◆ PROBLEM DETAILS: Pictures do not belong in your copy. Repeat all the other data exactly.

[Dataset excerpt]
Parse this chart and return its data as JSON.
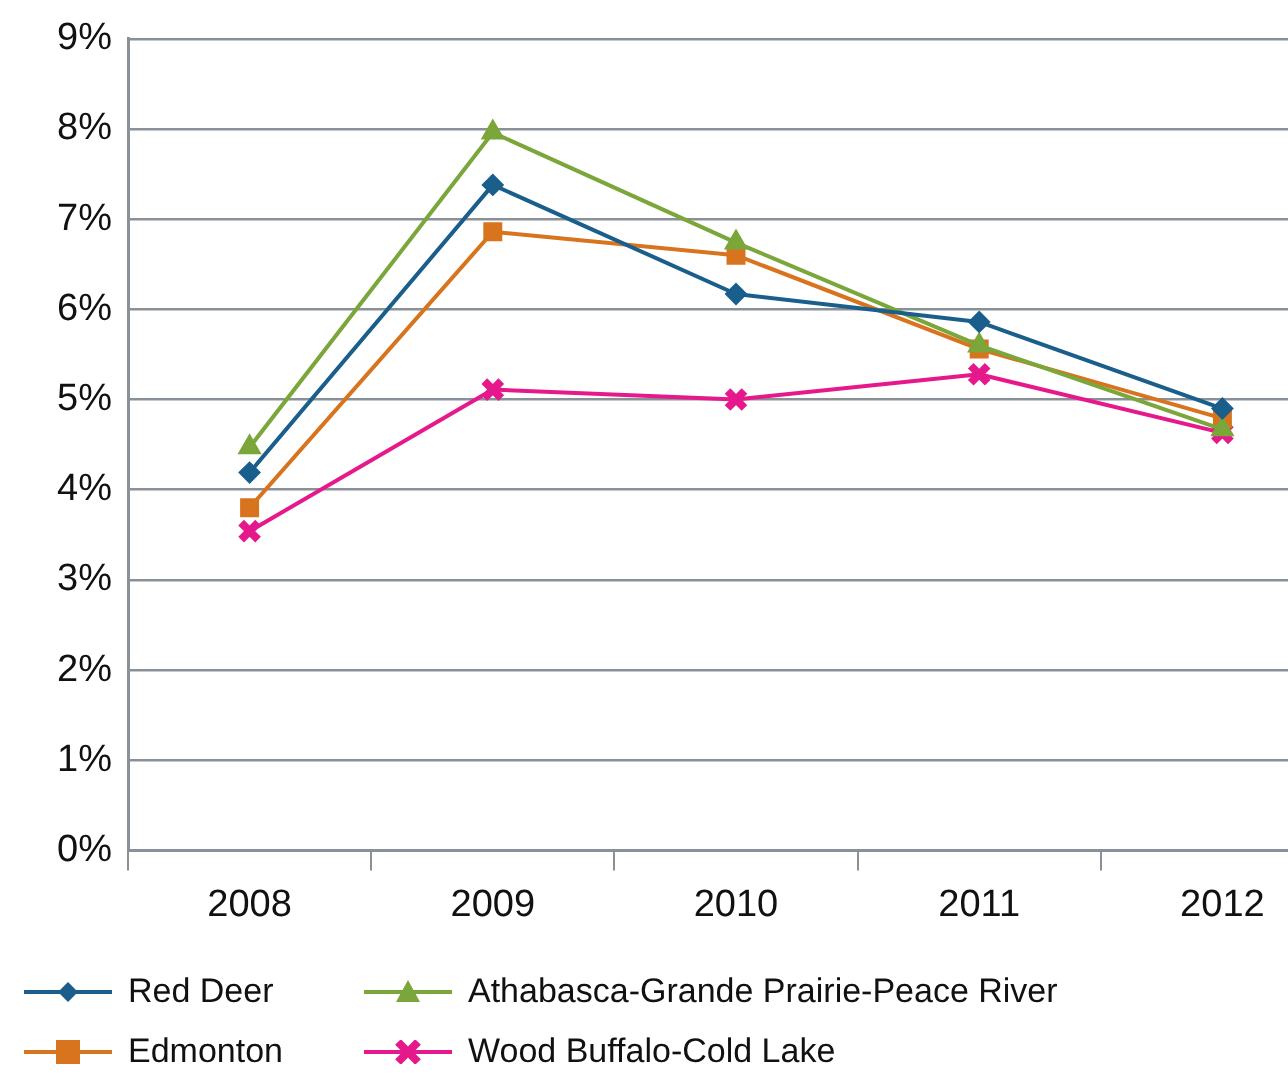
{
  "chart_data": {
    "type": "line",
    "categories": [
      "2008",
      "2009",
      "2010",
      "2011",
      "2012"
    ],
    "series": [
      {
        "name": "Red Deer",
        "color": "#1a5e8c",
        "marker": "diamond",
        "values": [
          4.19,
          7.38,
          6.17,
          5.86,
          4.9
        ]
      },
      {
        "name": "Athabasca-Grande Prairie-Peace River",
        "color": "#7aa63a",
        "marker": "triangle",
        "values": [
          4.47,
          7.96,
          6.74,
          5.6,
          4.67
        ]
      },
      {
        "name": "Edmonton",
        "color": "#d8731e",
        "marker": "square",
        "values": [
          3.8,
          6.86,
          6.6,
          5.56,
          4.79
        ]
      },
      {
        "name": "Wood Buffalo-Cold Lake",
        "color": "#e6198c",
        "marker": "cross",
        "values": [
          3.54,
          5.11,
          5.0,
          5.28,
          4.63
        ]
      }
    ],
    "ylim": [
      0,
      9
    ],
    "yticks": [
      {
        "value": 0,
        "label": "0%"
      },
      {
        "value": 1,
        "label": "1%"
      },
      {
        "value": 2,
        "label": "2%"
      },
      {
        "value": 3,
        "label": "3%"
      },
      {
        "value": 4,
        "label": "4%"
      },
      {
        "value": 5,
        "label": "5%"
      },
      {
        "value": 6,
        "label": "6%"
      },
      {
        "value": 7,
        "label": "7%"
      },
      {
        "value": 8,
        "label": "8%"
      },
      {
        "value": 9,
        "label": "9%"
      }
    ],
    "grid": "y",
    "legend": "bottom",
    "line_style": "solid"
  }
}
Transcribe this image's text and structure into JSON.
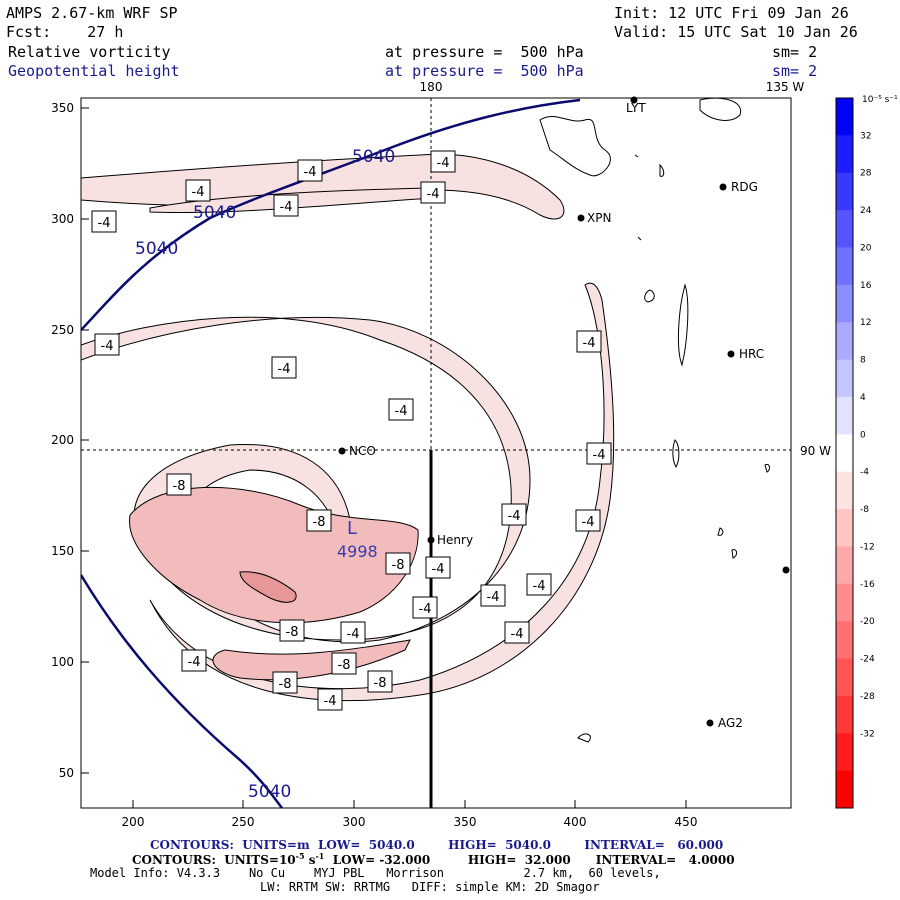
{
  "header": {
    "model": "AMPS 2.67-km WRF SP",
    "init": "Init: 12 UTC Fri 09 Jan 26",
    "fcst": "Fcst:    27 h",
    "valid": "Valid: 15 UTC Sat 10 Jan 26",
    "field1_name": "Relative vorticity",
    "field1_level": "at pressure =  500 hPa",
    "field1_sm": "sm= 2",
    "field2_name": "Geopotential height",
    "field2_level": "at pressure =  500 hPa",
    "field2_sm": "sm= 2"
  },
  "map": {
    "meridian_labels": {
      "top_180": "180",
      "top_135w": "135 W",
      "right_90w": "90 W"
    },
    "x_ticks": [
      "200",
      "250",
      "300",
      "350",
      "400",
      "450"
    ],
    "y_ticks": [
      "350",
      "300",
      "250",
      "200",
      "150",
      "100",
      "50"
    ],
    "stations": [
      {
        "name": "LYT"
      },
      {
        "name": "RDG"
      },
      {
        "name": "XPN"
      },
      {
        "name": "HRC"
      },
      {
        "name": "NCO"
      },
      {
        "name": "Henry"
      },
      {
        "name": "AG2"
      }
    ],
    "low_center": {
      "letter": "L",
      "value": "4998"
    },
    "height_labels": [
      "5040",
      "5040",
      "5040",
      "5040"
    ],
    "vort_labels": [
      "-4",
      "-8"
    ],
    "colors": {
      "height_contour": "#0a0a6e",
      "vort_light": "#f7e1e1",
      "vort_mid": "#f2bcbc",
      "vort_dark": "#e89797"
    }
  },
  "colorbar": {
    "unit_label": "10⁻⁵ s⁻¹",
    "labels": [
      "32",
      "28",
      "24",
      "20",
      "16",
      "12",
      "8",
      "4",
      "0",
      "-4",
      "-8",
      "-12",
      "-16",
      "-20",
      "-24",
      "-28",
      "-32"
    ],
    "colors": [
      "#0000ff",
      "#1c1cff",
      "#3838ff",
      "#5555ff",
      "#7171ff",
      "#8d8dff",
      "#aaaaff",
      "#c6c6ff",
      "#e2e2ff",
      "#ffffff",
      "#ffe2e2",
      "#ffc6c6",
      "#ffaaaa",
      "#ff8d8d",
      "#ff7171",
      "#ff5555",
      "#ff3838",
      "#ff1c1c",
      "#ff0000"
    ]
  },
  "footer": {
    "line1": "CONTOURS:  UNITS=m  LOW=  5040.0        HIGH=  5040.0        INTERVAL=   60.000",
    "line2_a": "CONTOURS:  UNITS=10",
    "line2_b": "-5",
    "line2_c": " s",
    "line2_d": "-1",
    "line2_e": "  LOW= -32.000         HIGH=  32.000      INTERVAL=   4.0000",
    "line3": "Model Info: V4.3.3    No Cu    MYJ PBL   Morrison           2.7 km,  60 levels,",
    "line4": "LW: RRTM SW: RRTMG   DIFF: simple KM: 2D Smagor"
  }
}
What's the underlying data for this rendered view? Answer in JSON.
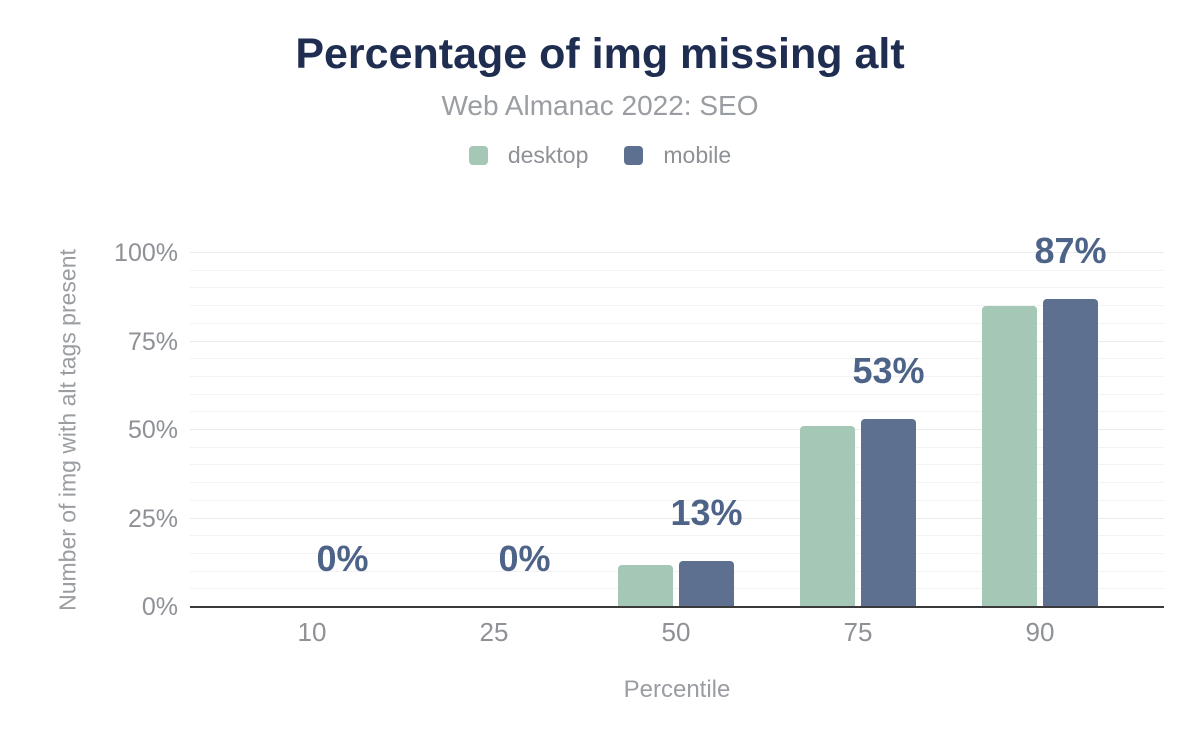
{
  "title": "Percentage of img missing alt",
  "subtitle": "Web Almanac 2022: SEO",
  "legend": {
    "items": [
      {
        "label": "desktop",
        "color": "#a4c8b5"
      },
      {
        "label": "mobile",
        "color": "#5d7090"
      }
    ]
  },
  "chart_data": {
    "type": "bar",
    "categories": [
      "10",
      "25",
      "50",
      "75",
      "90"
    ],
    "series": [
      {
        "name": "desktop",
        "color": "#a4c8b5",
        "values": [
          0,
          0,
          12,
          51,
          85
        ]
      },
      {
        "name": "mobile",
        "color": "#5d7090",
        "values": [
          0,
          0,
          13,
          53,
          87
        ]
      }
    ],
    "data_labels": [
      "0%",
      "0%",
      "13%",
      "53%",
      "87%"
    ],
    "title": "Percentage of img missing alt",
    "subtitle": "Web Almanac 2022: SEO",
    "xlabel": "Percentile",
    "ylabel": "Number of img with alt tags present",
    "ylim": [
      0,
      100
    ],
    "y_ticks": [
      {
        "value": 0,
        "label": "0%"
      },
      {
        "value": 25,
        "label": "25%"
      },
      {
        "value": 50,
        "label": "50%"
      },
      {
        "value": 75,
        "label": "75%"
      },
      {
        "value": 100,
        "label": "100%"
      }
    ],
    "grid": "horizontal minor lines every 5%, major every 25%",
    "legend_position": "top"
  },
  "colors": {
    "title_text": "#1f2d51",
    "subtitle_text": "#9a9da1",
    "axis_text": "#8e9196",
    "value_label_text": "#4d6488",
    "desktop_bar": "#a4c8b5",
    "mobile_bar": "#5d7090",
    "axis_line": "#3a3a3a",
    "gridline_minor": "#f3f3f3",
    "gridline_major": "#ebebeb"
  }
}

◆ REPLY TO THE EXERCISE:
Parse this chart and return its data as JSON.
{
  "chart_data": {
    "type": "line",
    "categories": [
      "2008",
      "2009",
      "2010",
      "2011",
      "2012"
    ],
    "series": [
      {
        "name": "Red Deer",
        "color": "#1a5e8c",
        "marker": "diamond",
        "values": [
          4.19,
          7.38,
          6.17,
          5.86,
          4.9
        ]
      },
      {
        "name": "Athabasca-Grande Prairie-Peace River",
        "color": "#7aa63a",
        "marker": "triangle",
        "values": [
          4.47,
          7.96,
          6.74,
          5.6,
          4.67
        ]
      },
      {
        "name": "Edmonton",
        "color": "#d8731e",
        "marker": "square",
        "values": [
          3.8,
          6.86,
          6.6,
          5.56,
          4.79
        ]
      },
      {
        "name": "Wood Buffalo-Cold Lake",
        "color": "#e6198c",
        "marker": "cross",
        "values": [
          3.54,
          5.11,
          5.0,
          5.28,
          4.63
        ]
      }
    ],
    "ylim": [
      0,
      9
    ],
    "yticks": [
      {
        "value": 0,
        "label": "0%"
      },
      {
        "value": 1,
        "label": "1%"
      },
      {
        "value": 2,
        "label": "2%"
      },
      {
        "value": 3,
        "label": "3%"
      },
      {
        "value": 4,
        "label": "4%"
      },
      {
        "value": 5,
        "label": "5%"
      },
      {
        "value": 6,
        "label": "6%"
      },
      {
        "value": 7,
        "label": "7%"
      },
      {
        "value": 8,
        "label": "8%"
      },
      {
        "value": 9,
        "label": "9%"
      }
    ],
    "grid": "y",
    "legend": "bottom",
    "line_style": "solid"
  }
}
Transcribe this image's text and structure into JSON.
{
  "header": {
    "model": "AMPS 2.67-km WRF SP",
    "init": "Init: 12 UTC Fri 09 Jan 26",
    "fcst": "Fcst:    27 h",
    "valid": "Valid: 15 UTC Sat 10 Jan 26",
    "field1_name": "Relative vorticity",
    "field1_level": "at pressure =  500 hPa",
    "field1_sm": "sm= 2",
    "field2_name": "Geopotential height",
    "field2_level": "at pressure =  500 hPa",
    "field2_sm": "sm= 2"
  },
  "map": {
    "meridian_labels": {
      "top_180": "180",
      "top_135w": "135 W",
      "right_90w": "90 W"
    },
    "x_ticks": [
      "200",
      "250",
      "300",
      "350",
      "400",
      "450"
    ],
    "y_ticks": [
      "350",
      "300",
      "250",
      "200",
      "150",
      "100",
      "50"
    ],
    "stations": [
      {
        "name": "LYT"
      },
      {
        "name": "RDG"
      },
      {
        "name": "XPN"
      },
      {
        "name": "HRC"
      },
      {
        "name": "NCO"
      },
      {
        "name": "Henry"
      },
      {
        "name": "AG2"
      }
    ],
    "low_center": {
      "letter": "L",
      "value": "4998"
    },
    "height_labels": [
      "5040",
      "5040",
      "5040",
      "5040"
    ],
    "vort_labels": [
      "-4",
      "-8"
    ],
    "colors": {
      "height_contour": "#0a0a6e",
      "vort_light": "#f7e1e1",
      "vort_mid": "#f2bcbc",
      "vort_dark": "#e89797"
    }
  },
  "colorbar": {
    "unit_label": "10⁻⁵ s⁻¹",
    "labels": [
      "32",
      "28",
      "24",
      "20",
      "16",
      "12",
      "8",
      "4",
      "0",
      "-4",
      "-8",
      "-12",
      "-16",
      "-20",
      "-24",
      "-28",
      "-32"
    ],
    "colors": [
      "#0000ff",
      "#1c1cff",
      "#3838ff",
      "#5555ff",
      "#7171ff",
      "#8d8dff",
      "#aaaaff",
      "#c6c6ff",
      "#e2e2ff",
      "#ffffff",
      "#ffe2e2",
      "#ffc6c6",
      "#ffaaaa",
      "#ff8d8d",
      "#ff7171",
      "#ff5555",
      "#ff3838",
      "#ff1c1c",
      "#ff0000"
    ]
  },
  "footer": {
    "line1": "CONTOURS:  UNITS=m  LOW=  5040.0        HIGH=  5040.0        INTERVAL=   60.000",
    "line2_a": "CONTOURS:  UNITS=10",
    "line2_b": "-5",
    "line2_c": " s",
    "line2_d": "-1",
    "line2_e": "  LOW= -32.000         HIGH=  32.000      INTERVAL=   4.0000",
    "line3": "Model Info: V4.3.3    No Cu    MYJ PBL   Morrison           2.7 km,  60 levels,",
    "line4": "LW: RRTM SW: RRTMG   DIFF: simple KM: 2D Smagor"
  }
}
What's the underlying data for this rendered view? Answer in JSON.
{
  "title": "Percentage of img missing alt",
  "subtitle": "Web Almanac 2022: SEO",
  "legend": {
    "items": [
      {
        "label": "desktop",
        "color": "#a4c8b5"
      },
      {
        "label": "mobile",
        "color": "#5d7090"
      }
    ]
  },
  "chart_data": {
    "type": "bar",
    "categories": [
      "10",
      "25",
      "50",
      "75",
      "90"
    ],
    "series": [
      {
        "name": "desktop",
        "color": "#a4c8b5",
        "values": [
          0,
          0,
          12,
          51,
          85
        ]
      },
      {
        "name": "mobile",
        "color": "#5d7090",
        "values": [
          0,
          0,
          13,
          53,
          87
        ]
      }
    ],
    "data_labels": [
      "0%",
      "0%",
      "13%",
      "53%",
      "87%"
    ],
    "title": "Percentage of img missing alt",
    "subtitle": "Web Almanac 2022: SEO",
    "xlabel": "Percentile",
    "ylabel": "Number of img with alt tags present",
    "ylim": [
      0,
      100
    ],
    "y_ticks": [
      {
        "value": 0,
        "label": "0%"
      },
      {
        "value": 25,
        "label": "25%"
      },
      {
        "value": 50,
        "label": "50%"
      },
      {
        "value": 75,
        "label": "75%"
      },
      {
        "value": 100,
        "label": "100%"
      }
    ],
    "grid": "horizontal minor lines every 5%, major every 25%",
    "legend_position": "top"
  },
  "colors": {
    "title_text": "#1f2d51",
    "subtitle_text": "#9a9da1",
    "axis_text": "#8e9196",
    "value_label_text": "#4d6488",
    "desktop_bar": "#a4c8b5",
    "mobile_bar": "#5d7090",
    "axis_line": "#3a3a3a",
    "gridline_minor": "#f3f3f3",
    "gridline_major": "#ebebeb"
  }
}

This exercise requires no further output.